======== Extracted information

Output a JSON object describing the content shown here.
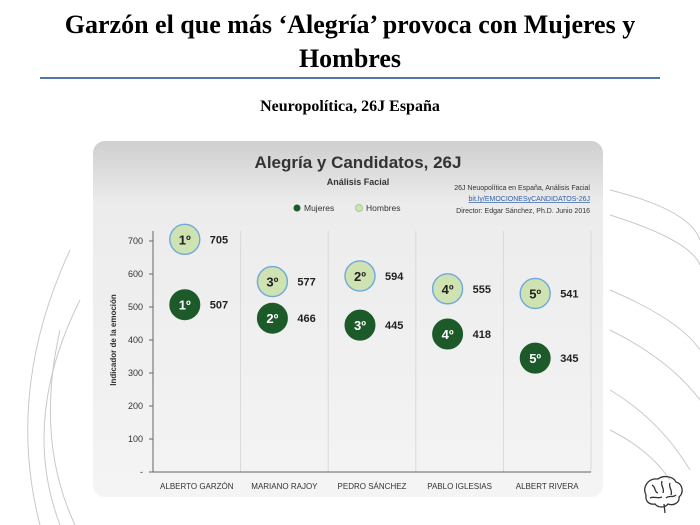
{
  "slide": {
    "title": "Garzón el que más ‘Alegría’ provoca con Mujeres y Hombres",
    "subtitle": "Neuropolítica, 26J España"
  },
  "colors": {
    "mujeres": "#1d5a2a",
    "hombres": "#cfe2b2",
    "hombres_border": "#6fa8dc",
    "rule": "#4f78a8"
  },
  "icons": [
    "brain-logo-icon"
  ],
  "chart_data": {
    "type": "scatter",
    "title": "Alegría y Candidatos, 26J",
    "subtitle": "Análisis Facial",
    "ylabel": "Indicador de la emoción",
    "xlabel": "",
    "categories": [
      "ALBERTO GARZÓN",
      "MARIANO RAJOY",
      "PEDRO SÁNCHEZ",
      "PABLO IGLESIAS",
      "ALBERT RIVERA"
    ],
    "ylim": [
      0,
      700
    ],
    "yticks": [
      "-",
      "100",
      "200",
      "300",
      "400",
      "500",
      "600",
      "700"
    ],
    "grid": true,
    "legend_position": "top",
    "series": [
      {
        "name": "Mujeres",
        "values": [
          507,
          466,
          445,
          418,
          345
        ],
        "ranks": [
          "1º",
          "2º",
          "3º",
          "4º",
          "5º"
        ]
      },
      {
        "name": "Hombres",
        "values": [
          705,
          577,
          594,
          555,
          541
        ],
        "ranks": [
          "1º",
          "3º",
          "2º",
          "4º",
          "5º"
        ]
      }
    ],
    "source_note": [
      "26J Neuopolítica en España, Análisis Facial",
      "bit.ly/EMOCIONESyCANDIDATOS-26J",
      "Director: Edgar Sánchez, Ph.D.   Junio 2016"
    ]
  }
}
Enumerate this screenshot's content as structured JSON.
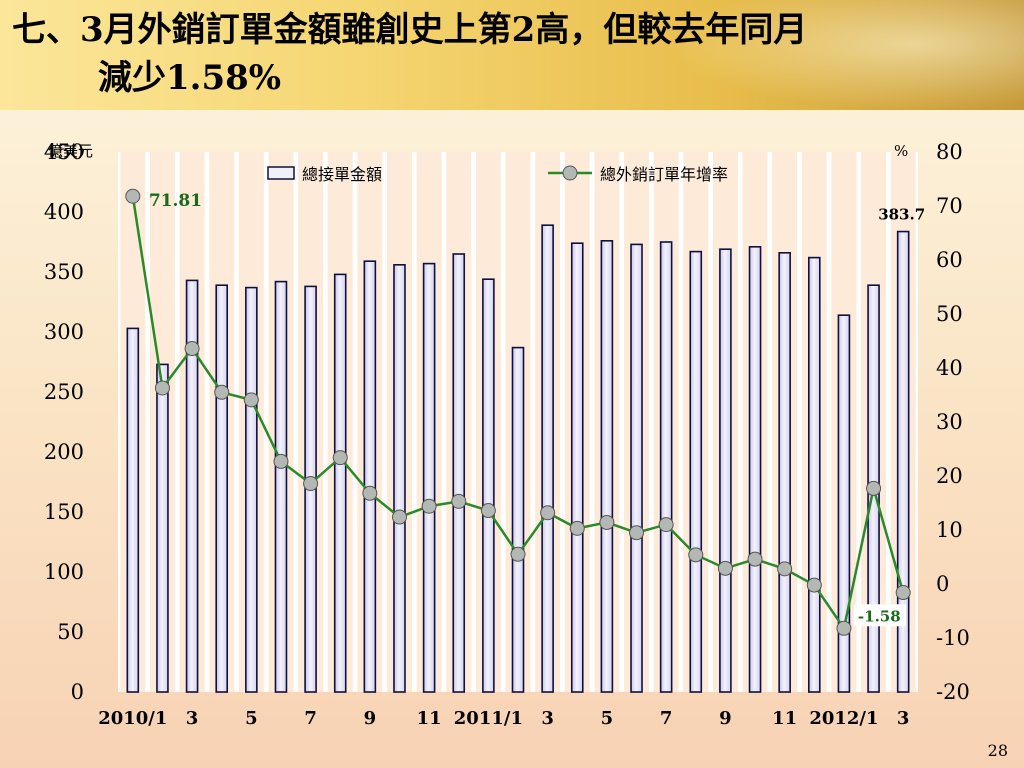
{
  "slide": {
    "title_line1": "七、3月外銷訂單金額雖創史上第2高，但較去年同月",
    "title_line2": "減少1.58%",
    "page_number": "28"
  },
  "colors": {
    "bar_fill": "#f4f2fb",
    "bar_stroke": "#101040",
    "line": "#2a8a2a",
    "marker": "#b4b8b4"
  },
  "chart_data": {
    "type": "bar+line",
    "left_unit": "億美元",
    "right_unit": "%",
    "x": [
      "2010/1",
      "2",
      "3",
      "4",
      "5",
      "6",
      "7",
      "8",
      "9",
      "10",
      "11",
      "12",
      "2011/1",
      "2",
      "3",
      "4",
      "5",
      "6",
      "7",
      "8",
      "9",
      "10",
      "11",
      "12",
      "2012/1",
      "2",
      "3"
    ],
    "x_tick_labels": [
      "2010/1",
      "",
      "3",
      "",
      "5",
      "",
      "7",
      "",
      "9",
      "",
      "11",
      "",
      "2011/1",
      "",
      "3",
      "",
      "5",
      "",
      "7",
      "",
      "9",
      "",
      "11",
      "",
      "2012/1",
      "",
      "3"
    ],
    "left_axis": {
      "min": 0,
      "max": 450,
      "ticks": [
        "0",
        "50",
        "100",
        "150",
        "200",
        "250",
        "300",
        "350",
        "400",
        "450"
      ]
    },
    "right_axis": {
      "min": -20,
      "max": 80,
      "ticks": [
        "-20",
        "-10",
        "0",
        "10",
        "20",
        "30",
        "40",
        "50",
        "60",
        "70",
        "80"
      ]
    },
    "series": [
      {
        "name": "總接單金額",
        "kind": "bar",
        "axis": "left",
        "values": [
          303,
          273,
          343,
          339,
          337,
          342,
          338,
          348,
          359,
          356,
          357,
          365,
          344,
          287,
          389,
          374,
          376,
          373,
          375,
          367,
          369,
          371,
          366,
          362,
          314,
          339,
          383.7
        ]
      },
      {
        "name": "總外銷訂單年增率",
        "kind": "line",
        "axis": "right",
        "values": [
          71.81,
          36.3,
          43.6,
          35.5,
          34.1,
          22.7,
          18.6,
          23.4,
          16.8,
          12.4,
          14.4,
          15.3,
          13.6,
          5.5,
          13.2,
          10.3,
          11.4,
          9.5,
          11.0,
          5.4,
          2.9,
          4.6,
          2.8,
          -0.2,
          -8.2,
          17.7,
          -1.58
        ]
      }
    ],
    "data_labels": {
      "peak": "71.81",
      "last_bar": "383.7",
      "last_rate": "-1.58"
    },
    "legend_position": "top"
  }
}
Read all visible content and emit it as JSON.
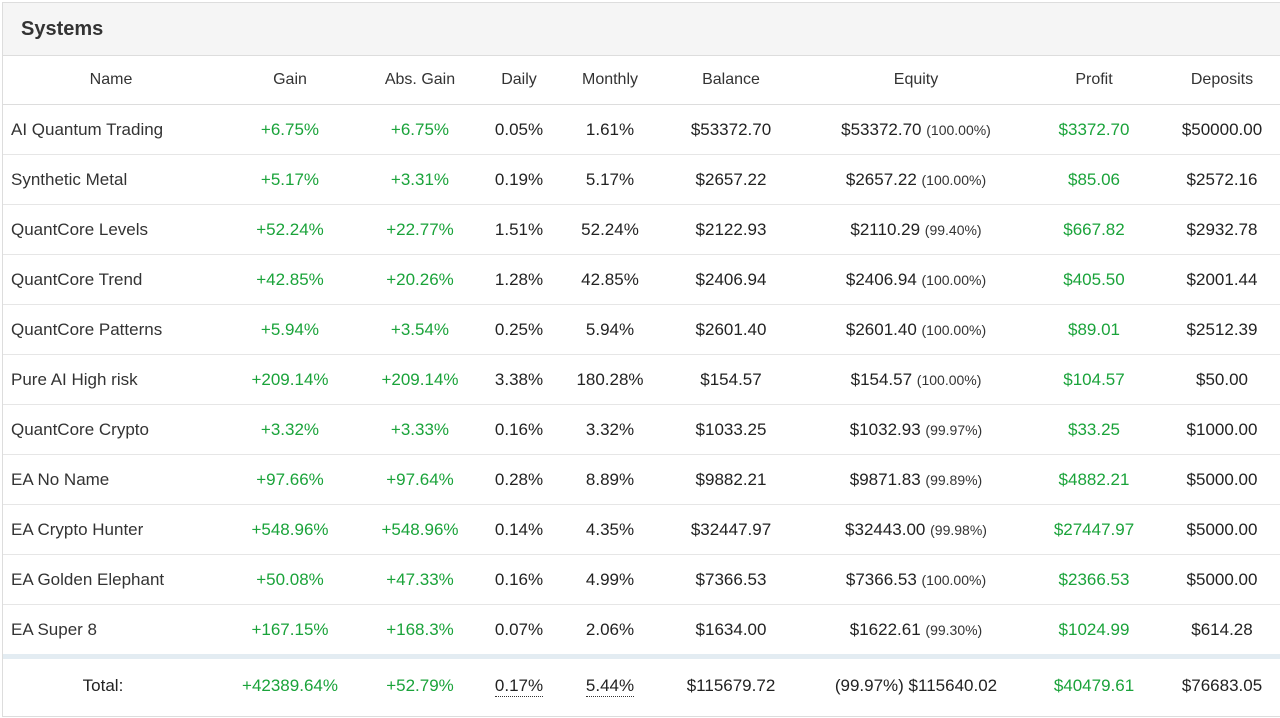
{
  "panel": {
    "title": "Systems"
  },
  "columns": [
    "Name",
    "Gain",
    "Abs. Gain",
    "Daily",
    "Monthly",
    "Balance",
    "Equity",
    "Profit",
    "Deposits"
  ],
  "rows": [
    {
      "name": "AI Quantum Trading",
      "gain": "+6.75%",
      "abs_gain": "+6.75%",
      "daily": "0.05%",
      "monthly": "1.61%",
      "balance": "$53372.70",
      "equity": "$53372.70",
      "equity_pct": "(100.00%)",
      "profit": "$3372.70",
      "deposits": "$50000.00"
    },
    {
      "name": "Synthetic Metal",
      "gain": "+5.17%",
      "abs_gain": "+3.31%",
      "daily": "0.19%",
      "monthly": "5.17%",
      "balance": "$2657.22",
      "equity": "$2657.22",
      "equity_pct": "(100.00%)",
      "profit": "$85.06",
      "deposits": "$2572.16"
    },
    {
      "name": "QuantCore Levels",
      "gain": "+52.24%",
      "abs_gain": "+22.77%",
      "daily": "1.51%",
      "monthly": "52.24%",
      "balance": "$2122.93",
      "equity": "$2110.29",
      "equity_pct": "(99.40%)",
      "profit": "$667.82",
      "deposits": "$2932.78"
    },
    {
      "name": "QuantCore Trend",
      "gain": "+42.85%",
      "abs_gain": "+20.26%",
      "daily": "1.28%",
      "monthly": "42.85%",
      "balance": "$2406.94",
      "equity": "$2406.94",
      "equity_pct": "(100.00%)",
      "profit": "$405.50",
      "deposits": "$2001.44"
    },
    {
      "name": "QuantCore Patterns",
      "gain": "+5.94%",
      "abs_gain": "+3.54%",
      "daily": "0.25%",
      "monthly": "5.94%",
      "balance": "$2601.40",
      "equity": "$2601.40",
      "equity_pct": "(100.00%)",
      "profit": "$89.01",
      "deposits": "$2512.39"
    },
    {
      "name": "Pure AI High risk",
      "gain": "+209.14%",
      "abs_gain": "+209.14%",
      "daily": "3.38%",
      "monthly": "180.28%",
      "balance": "$154.57",
      "equity": "$154.57",
      "equity_pct": "(100.00%)",
      "profit": "$104.57",
      "deposits": "$50.00"
    },
    {
      "name": "QuantCore Crypto",
      "gain": "+3.32%",
      "abs_gain": "+3.33%",
      "daily": "0.16%",
      "monthly": "3.32%",
      "balance": "$1033.25",
      "equity": "$1032.93",
      "equity_pct": "(99.97%)",
      "profit": "$33.25",
      "deposits": "$1000.00"
    },
    {
      "name": "EA No Name",
      "gain": "+97.66%",
      "abs_gain": "+97.64%",
      "daily": "0.28%",
      "monthly": "8.89%",
      "balance": "$9882.21",
      "equity": "$9871.83",
      "equity_pct": "(99.89%)",
      "profit": "$4882.21",
      "deposits": "$5000.00"
    },
    {
      "name": "EA Crypto Hunter",
      "gain": "+548.96%",
      "abs_gain": "+548.96%",
      "daily": "0.14%",
      "monthly": "4.35%",
      "balance": "$32447.97",
      "equity": "$32443.00",
      "equity_pct": "(99.98%)",
      "profit": "$27447.97",
      "deposits": "$5000.00"
    },
    {
      "name": "EA Golden Elephant",
      "gain": "+50.08%",
      "abs_gain": "+47.33%",
      "daily": "0.16%",
      "monthly": "4.99%",
      "balance": "$7366.53",
      "equity": "$7366.53",
      "equity_pct": "(100.00%)",
      "profit": "$2366.53",
      "deposits": "$5000.00"
    },
    {
      "name": "EA Super 8",
      "gain": "+167.15%",
      "abs_gain": "+168.3%",
      "daily": "0.07%",
      "monthly": "2.06%",
      "balance": "$1634.00",
      "equity": "$1622.61",
      "equity_pct": "(99.30%)",
      "profit": "$1024.99",
      "deposits": "$614.28"
    }
  ],
  "total": {
    "label": "Total:",
    "gain": "+42389.64%",
    "abs_gain": "+52.79%",
    "daily": "0.17%",
    "monthly": "5.44%",
    "balance": "$115679.72",
    "equity": "(99.97%) $115640.02",
    "profit": "$40479.61",
    "deposits": "$76683.05"
  },
  "colors": {
    "positive": "#1aa33a",
    "header_bg": "#f5f5f5",
    "total_separator": "#e3ecf2"
  }
}
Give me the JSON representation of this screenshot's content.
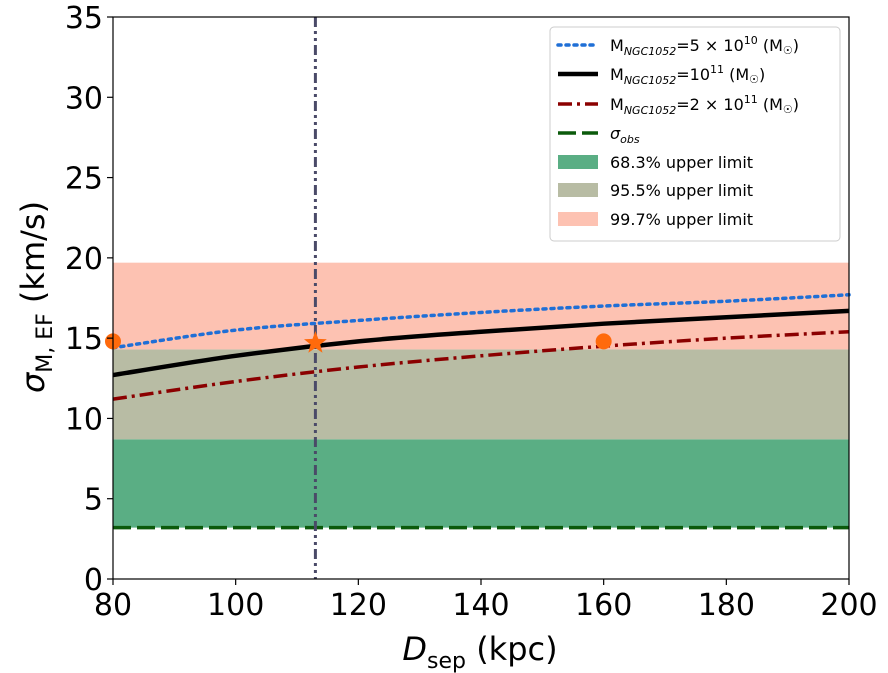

================

■ Task objective: Report how many lines of the preceding records include "Análisis". Output the number only.

■ Solution: 2